» **Provided records**
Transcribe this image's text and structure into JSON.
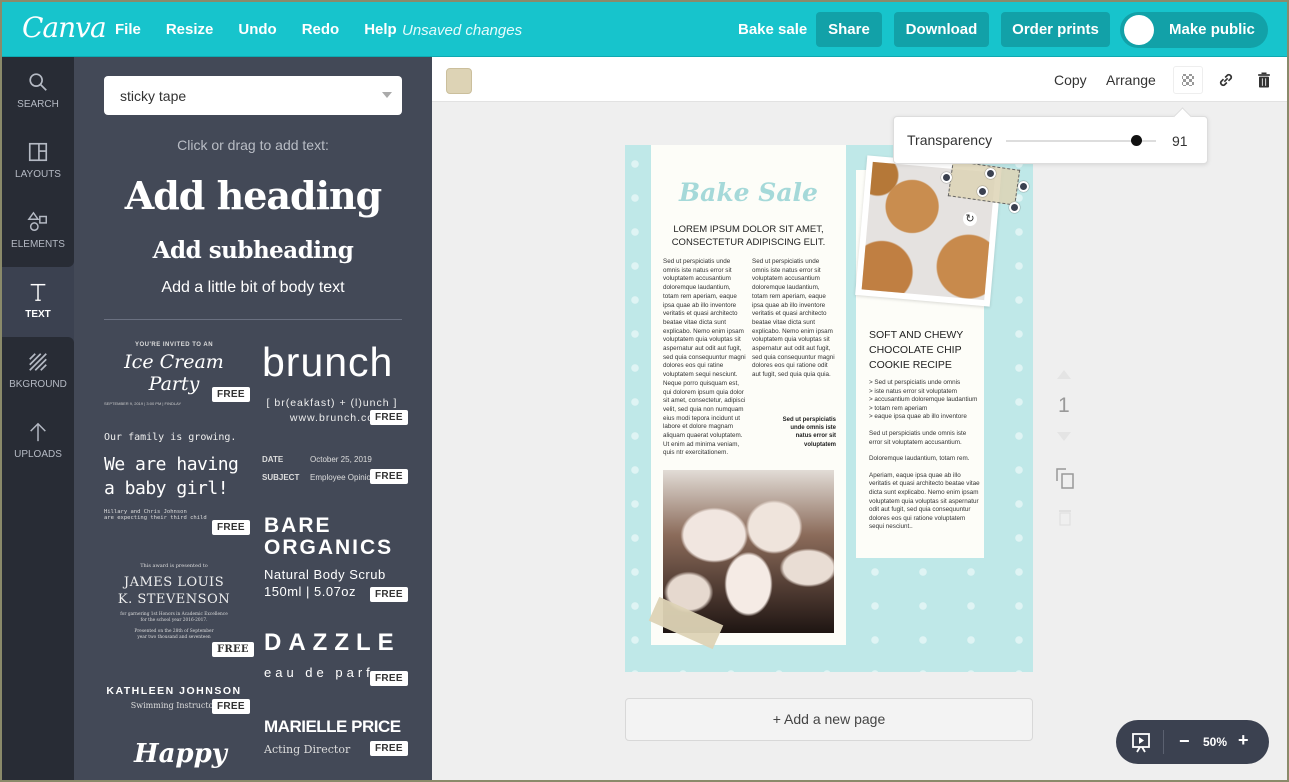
{
  "app": {
    "logo": "Canva",
    "menu": [
      "File",
      "Resize",
      "Undo",
      "Redo",
      "Help"
    ],
    "status": "Unsaved changes",
    "design_title": "Bake sale",
    "share": "Share",
    "download": "Download",
    "order_prints": "Order prints",
    "make_public": "Make public",
    "make_public_on": false,
    "accent": "#17c4cc"
  },
  "rail": [
    {
      "label": "SEARCH",
      "icon": "search-icon"
    },
    {
      "label": "LAYOUTS",
      "icon": "layouts-icon"
    },
    {
      "label": "ELEMENTS",
      "icon": "elements-icon"
    },
    {
      "label": "TEXT",
      "icon": "text-icon",
      "active": true
    },
    {
      "label": "BKGROUND",
      "icon": "background-icon"
    },
    {
      "label": "UPLOADS",
      "icon": "upload-icon"
    }
  ],
  "panel": {
    "search_value": "sticky tape",
    "hint": "Click or drag to add text:",
    "add_heading": "Add heading",
    "add_subheading": "Add subheading",
    "add_body": "Add a little bit of body text",
    "free_badge": "FREE",
    "templates": {
      "ice_cream": {
        "line1": "YOU'RE INVITED TO AN",
        "line2": "Ice Cream Party",
        "line3": "SEPTEMBER 9, 2019 | 3:00 PM | FINDLAY"
      },
      "brunch": {
        "line1": "brunch",
        "line2": "[ br(eakfast) + (l)unch ]",
        "line3": "www.brunch.co"
      },
      "baby": {
        "line1": "Our family is growing.",
        "line2": "We are having",
        "line3": "a baby girl!",
        "line4": "Hillary and Chris Johnson",
        "line5": "are expecting their third child"
      },
      "memo": {
        "date_label": "DATE",
        "date_value": "October 25, 2019",
        "subject_label": "SUBJECT",
        "subject_value": "Employee Opinion"
      },
      "organics": {
        "line1": "BARE",
        "line2": "ORGANICS",
        "line3": "Natural Body Scrub",
        "line4": "150ml | 5.07oz"
      },
      "award": {
        "line1": "This award is presented to",
        "line2": "JAMES LOUIS",
        "line3": "K. STEVENSON",
        "line4": "for garnering 1st Honors in Academic Excellence",
        "line5": "for the school year 2016-2017.",
        "line6": "Presented on the 28th of September",
        "line7": "year two thousand and seventeen"
      },
      "dazzle": {
        "line1": "DAZZLE",
        "line2": "eau de parfum"
      },
      "kathleen": {
        "line1": "KATHLEEN JOHNSON",
        "line2": "Swimming Instructor"
      },
      "marielle": {
        "line1": "MARIELLE PRICE",
        "line2": "Acting Director"
      },
      "happy": {
        "line1": "Happy"
      }
    }
  },
  "toolbar": {
    "copy": "Copy",
    "arrange": "Arrange",
    "swatch_color": "#ddd3b5"
  },
  "transparency": {
    "label": "Transparency",
    "value": 91
  },
  "design": {
    "title": "Bake Sale",
    "headline": "LOREM IPSUM DOLOR SIT AMET, CONSECTETUR ADIPISCING ELIT.",
    "col1": "Sed ut perspiciatis unde omnis iste natus error sit voluptatem accusantium doloremque laudantium, totam rem aperiam, eaque ipsa quae ab illo inventore veritatis et quasi architecto beatae vitae dicta sunt explicabo. Nemo enim ipsam voluptatem quia voluptas sit aspernatur aut odit aut fugit, sed quia consequuntur magni dolores eos qui ratine voluptatem sequi nesciunt. Neque porro quisquam est, qui dolorem ipsum quia dolor sit amet, consectetur, adipisci velit, sed quia non numquam eius modi tepora incidunt ut labore et dolore magnam aliquam quaerat voluptatem. Ut enim ad minima veniam, quis ntr exercitationem.",
    "col2": "Sed ut perspiciatis unde omnis iste natus error sit voluptatem accusantium doloremque laudantium, totam rem aperiam, eaque ipsa quae ab illo inventore veritatis et quasi architecto beatae vitae dicta sunt explicabo. Nemo enim ipsam voluptatem quia voluptas sit aspernatur aut odit aut fugit, sed quia consequuntur magni dolores eos qui ratione odit aut fugit, sed quia quia quia.",
    "col2_note": "Sed ut perspiciatis unde omnis iste natus error sit voluptatem",
    "recipe_title": "SOFT AND CHEWY CHOCOLATE CHIP COOKIE RECIPE",
    "recipe_bullets": [
      "> Sed ut perspiciatis unde omnis",
      "> iste natus error sit voluptatem",
      "> accusantium doloremque laudantium",
      ">  totam rem aperiam",
      "> eaque ipsa quae ab illo inventore"
    ],
    "recipe_p1": "Sed ut perspiciatis unde omnis iste error sit voluptatem accusantium.",
    "recipe_p2": "Doloremque laudantium, totam rem.",
    "recipe_p3": "Aperiam, eaque ipsa quae ab illo veritatis et quasi architecto beatae vitae dicta sunt explicabo. Nemo enim ipsam voluptatem quia voluptas sit aspernatur odit aut fugit, sed quia consequuntur dolores eos qui ratione voluptatem sequi nesciunt.."
  },
  "page_tools": {
    "page_number": "1"
  },
  "add_page": "+ Add a new page",
  "zoom": {
    "level": "50%",
    "minus": "−",
    "plus": "+"
  }
}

» **Requirements**
Out of the records, collect only those lines that contain the string "explicabo".

» **Solution to this task**
    "col1": "Sed ut perspiciatis unde omnis iste natus error sit voluptatem accusantium doloremque laudantium, totam rem aperiam, eaque ipsa quae ab illo inventore veritatis et quasi architecto beatae vitae dicta sunt explicabo. Nemo enim ipsam voluptatem quia voluptas sit aspernatur aut odit aut fugit, sed quia consequuntur magni dolores eos qui ratine voluptatem sequi nesciunt. Neque porro quisquam est, qui dolorem ipsum quia dolor sit amet, consectetur, adipisci velit, sed quia non numquam eius modi tepora incidunt ut labore et dolore magnam aliquam quaerat voluptatem. Ut enim ad minima veniam, quis ntr exercitationem.",
    "col2": "Sed ut perspiciatis unde omnis iste natus error sit voluptatem accusantium doloremque laudantium, totam rem aperiam, eaque ipsa quae ab illo inventore veritatis et quasi architecto beatae vitae dicta sunt explicabo. Nemo enim ipsam voluptatem quia voluptas sit aspernatur aut odit aut fugit, sed quia consequuntur magni dolores eos qui ratione odit aut fugit, sed quia quia quia.",
    "recipe_p3": "Aperiam, eaque ipsa quae ab illo veritatis et quasi architecto beatae vitae dicta sunt explicabo. Nemo enim ipsam voluptatem quia voluptas sit aspernatur odit aut fugit, sed quia consequuntur dolores eos qui ratione voluptatem sequi nesciunt.."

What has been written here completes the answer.